◆ Given problem
Print out the entries below with no edits.

______

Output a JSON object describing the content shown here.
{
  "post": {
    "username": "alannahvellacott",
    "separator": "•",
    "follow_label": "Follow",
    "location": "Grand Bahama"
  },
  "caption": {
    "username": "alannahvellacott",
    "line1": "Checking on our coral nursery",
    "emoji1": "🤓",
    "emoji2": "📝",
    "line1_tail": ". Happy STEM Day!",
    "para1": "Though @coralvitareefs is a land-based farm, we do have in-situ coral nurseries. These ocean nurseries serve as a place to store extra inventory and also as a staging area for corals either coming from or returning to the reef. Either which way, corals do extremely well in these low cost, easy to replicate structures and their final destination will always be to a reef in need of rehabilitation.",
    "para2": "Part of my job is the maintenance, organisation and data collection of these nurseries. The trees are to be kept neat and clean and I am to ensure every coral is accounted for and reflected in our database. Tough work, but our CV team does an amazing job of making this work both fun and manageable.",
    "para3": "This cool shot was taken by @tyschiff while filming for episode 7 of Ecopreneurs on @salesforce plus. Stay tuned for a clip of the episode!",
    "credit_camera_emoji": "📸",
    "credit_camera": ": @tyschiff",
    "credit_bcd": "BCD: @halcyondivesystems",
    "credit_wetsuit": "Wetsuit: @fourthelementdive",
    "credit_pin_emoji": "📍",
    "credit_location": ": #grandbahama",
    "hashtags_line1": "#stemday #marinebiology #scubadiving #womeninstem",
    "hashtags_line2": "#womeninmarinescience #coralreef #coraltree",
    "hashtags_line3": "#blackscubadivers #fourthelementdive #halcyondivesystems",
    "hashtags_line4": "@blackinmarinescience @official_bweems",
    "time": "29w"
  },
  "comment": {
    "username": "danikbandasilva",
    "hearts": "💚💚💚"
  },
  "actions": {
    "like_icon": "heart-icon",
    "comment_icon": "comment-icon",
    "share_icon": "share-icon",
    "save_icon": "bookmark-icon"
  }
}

______

◆ Completed task
Output a JSON object describing the content shown here.
{
  "post": {
    "username": "alannahvellacott",
    "separator": "•",
    "follow_label": "Follow",
    "location": "Grand Bahama"
  },
  "caption": {
    "username": "alannahvellacott",
    "line1": "Checking on our coral nursery",
    "emoji1": "🤓",
    "emoji2": "📝",
    "line1_tail": ". Happy STEM Day!",
    "para1": "Though @coralvitareefs is a land-based farm, we do have in-situ coral nurseries. These ocean nurseries serve as a place to store extra inventory and also as a staging area for corals either coming from or returning to the reef. Either which way, corals do extremely well in these low cost, easy to replicate structures and their final destination will always be to a reef in need of rehabilitation.",
    "para2": "Part of my job is the maintenance, organisation and data collection of these nurseries. The trees are to be kept neat and clean and I am to ensure every coral is accounted for and reflected in our database. Tough work, but our CV team does an amazing job of making this work both fun and manageable.",
    "para3": "This cool shot was taken by @tyschiff while filming for episode 7 of Ecopreneurs on @salesforce plus. Stay tuned for a clip of the episode!",
    "credit_camera_emoji": "📸",
    "credit_camera": ": @tyschiff",
    "credit_bcd": "BCD: @halcyondivesystems",
    "credit_wetsuit": "Wetsuit: @fourthelementdive",
    "credit_pin_emoji": "📍",
    "credit_location": ": #grandbahama",
    "hashtags_line1": "#stemday #marinebiology #scubadiving #womeninstem",
    "hashtags_line2": "#womeninmarinescience #coralreef #coraltree",
    "hashtags_line3": "#blackscubadivers #fourthelementdive #halcyondivesystems",
    "hashtags_line4": "@blackinmarinescience @official_bweems",
    "time": "29w"
  },
  "comment": {
    "username": "danikbandasilva",
    "hearts": "💚💚💚"
  },
  "actions": {
    "like_icon": "heart-icon",
    "comment_icon": "comment-icon",
    "share_icon": "share-icon",
    "save_icon": "bookmark-icon"
  }
}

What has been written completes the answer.